### What is required
Every line below is to be quoted exactly, with nothing added or dropped.

### Material shown
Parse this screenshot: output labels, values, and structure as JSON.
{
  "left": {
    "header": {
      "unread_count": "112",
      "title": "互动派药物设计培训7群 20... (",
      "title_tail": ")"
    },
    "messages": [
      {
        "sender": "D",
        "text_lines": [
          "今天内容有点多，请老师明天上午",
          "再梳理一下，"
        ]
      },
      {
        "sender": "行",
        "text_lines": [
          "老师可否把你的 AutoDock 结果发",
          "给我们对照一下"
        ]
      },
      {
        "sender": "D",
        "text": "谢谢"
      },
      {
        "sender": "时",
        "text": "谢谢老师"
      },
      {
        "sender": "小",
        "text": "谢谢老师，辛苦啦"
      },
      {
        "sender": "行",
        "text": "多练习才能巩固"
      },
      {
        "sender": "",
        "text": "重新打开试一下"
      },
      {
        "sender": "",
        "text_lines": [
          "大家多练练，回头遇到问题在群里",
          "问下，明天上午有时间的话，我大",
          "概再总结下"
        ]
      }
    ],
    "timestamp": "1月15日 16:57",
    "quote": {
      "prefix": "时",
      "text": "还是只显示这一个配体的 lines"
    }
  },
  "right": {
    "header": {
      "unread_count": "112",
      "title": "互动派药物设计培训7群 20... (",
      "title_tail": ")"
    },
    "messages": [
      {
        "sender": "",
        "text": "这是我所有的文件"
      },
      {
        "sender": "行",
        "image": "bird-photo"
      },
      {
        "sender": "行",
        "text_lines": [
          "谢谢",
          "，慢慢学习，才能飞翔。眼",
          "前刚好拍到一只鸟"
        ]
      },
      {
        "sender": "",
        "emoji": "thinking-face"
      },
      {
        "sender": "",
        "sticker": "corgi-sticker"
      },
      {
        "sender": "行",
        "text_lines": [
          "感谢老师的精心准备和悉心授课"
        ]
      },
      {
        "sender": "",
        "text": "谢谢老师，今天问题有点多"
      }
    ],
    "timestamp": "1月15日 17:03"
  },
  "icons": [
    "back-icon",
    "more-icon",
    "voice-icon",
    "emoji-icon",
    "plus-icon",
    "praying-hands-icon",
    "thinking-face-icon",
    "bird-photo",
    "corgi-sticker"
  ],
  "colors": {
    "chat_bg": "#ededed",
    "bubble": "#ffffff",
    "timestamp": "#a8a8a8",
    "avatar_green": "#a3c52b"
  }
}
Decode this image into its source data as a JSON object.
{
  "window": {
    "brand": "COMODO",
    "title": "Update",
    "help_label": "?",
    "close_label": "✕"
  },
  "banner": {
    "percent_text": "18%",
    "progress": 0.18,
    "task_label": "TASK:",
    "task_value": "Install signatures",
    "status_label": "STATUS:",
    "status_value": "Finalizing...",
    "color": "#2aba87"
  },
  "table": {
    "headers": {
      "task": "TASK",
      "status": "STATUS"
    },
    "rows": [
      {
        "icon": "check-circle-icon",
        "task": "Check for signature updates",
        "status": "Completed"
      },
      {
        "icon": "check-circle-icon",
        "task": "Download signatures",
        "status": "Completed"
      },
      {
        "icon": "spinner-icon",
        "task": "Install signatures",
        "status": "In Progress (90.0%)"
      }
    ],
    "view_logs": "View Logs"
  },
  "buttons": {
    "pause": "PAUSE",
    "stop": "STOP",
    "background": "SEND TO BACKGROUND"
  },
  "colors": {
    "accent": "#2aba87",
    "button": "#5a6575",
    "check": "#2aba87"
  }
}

### The result
Parse this screenshot: output labels, values, and structure as JSON.
{
  "left": {
    "header": {
      "unread_count": "112",
      "title": "互动派药物设计培训7群 20... (",
      "title_tail": ")"
    },
    "messages": [
      {
        "sender": "D",
        "text_lines": [
          "今天内容有点多，请老师明天上午",
          "再梳理一下，"
        ]
      },
      {
        "sender": "行",
        "text_lines": [
          "老师可否把你的 AutoDock 结果发",
          "给我们对照一下"
        ]
      },
      {
        "sender": "D",
        "text": "谢谢"
      },
      {
        "sender": "时",
        "text": "谢谢老师"
      },
      {
        "sender": "小",
        "text": "谢谢老师，辛苦啦"
      },
      {
        "sender": "行",
        "text": "多练习才能巩固"
      },
      {
        "sender": "",
        "text": "重新打开试一下"
      },
      {
        "sender": "",
        "text_lines": [
          "大家多练练，回头遇到问题在群里",
          "问下，明天上午有时间的话，我大",
          "概再总结下"
        ]
      }
    ],
    "timestamp": "1月15日 16:57",
    "quote": {
      "prefix": "时",
      "text": "还是只显示这一个配体的 lines"
    }
  },
  "right": {
    "header": {
      "unread_count": "112",
      "title": "互动派药物设计培训7群 20... (",
      "title_tail": ")"
    },
    "messages": [
      {
        "sender": "",
        "text": "这是我所有的文件"
      },
      {
        "sender": "行",
        "image": "bird-photo"
      },
      {
        "sender": "行",
        "text_lines": [
          "谢谢",
          "，慢慢学习，才能飞翔。眼",
          "前刚好拍到一只鸟"
        ]
      },
      {
        "sender": "",
        "emoji": "thinking-face"
      },
      {
        "sender": "",
        "sticker": "corgi-sticker"
      },
      {
        "sender": "行",
        "text_lines": [
          "感谢老师的精心准备和悉心授课"
        ]
      },
      {
        "sender": "",
        "text": "谢谢老师，今天问题有点多"
      }
    ],
    "timestamp": "1月15日 17:03"
  },
  "icons": [
    "back-icon",
    "more-icon",
    "voice-icon",
    "emoji-icon",
    "plus-icon",
    "praying-hands-icon",
    "thinking-face-icon",
    "bird-photo",
    "corgi-sticker"
  ],
  "colors": {
    "chat_bg": "#ededed",
    "bubble": "#ffffff",
    "timestamp": "#a8a8a8",
    "avatar_green": "#a3c52b"
  }
}
Decode this image into its source data as a JSON object.
{
  "window": {
    "brand": "COMODO",
    "title": "Update",
    "help_label": "?",
    "close_label": "✕"
  },
  "banner": {
    "percent_text": "18%",
    "progress": 0.18,
    "task_label": "TASK:",
    "task_value": "Install signatures",
    "status_label": "STATUS:",
    "status_value": "Finalizing...",
    "color": "#2aba87"
  },
  "table": {
    "headers": {
      "task": "TASK",
      "status": "STATUS"
    },
    "rows": [
      {
        "icon": "check-circle-icon",
        "task": "Check for signature updates",
        "status": "Completed"
      },
      {
        "icon": "check-circle-icon",
        "task": "Download signatures",
        "status": "Completed"
      },
      {
        "icon": "spinner-icon",
        "task": "Install signatures",
        "status": "In Progress (90.0%)"
      }
    ],
    "view_logs": "View Logs"
  },
  "buttons": {
    "pause": "PAUSE",
    "stop": "STOP",
    "background": "SEND TO BACKGROUND"
  },
  "colors": {
    "accent": "#2aba87",
    "button": "#5a6575",
    "check": "#2aba87"
  }
}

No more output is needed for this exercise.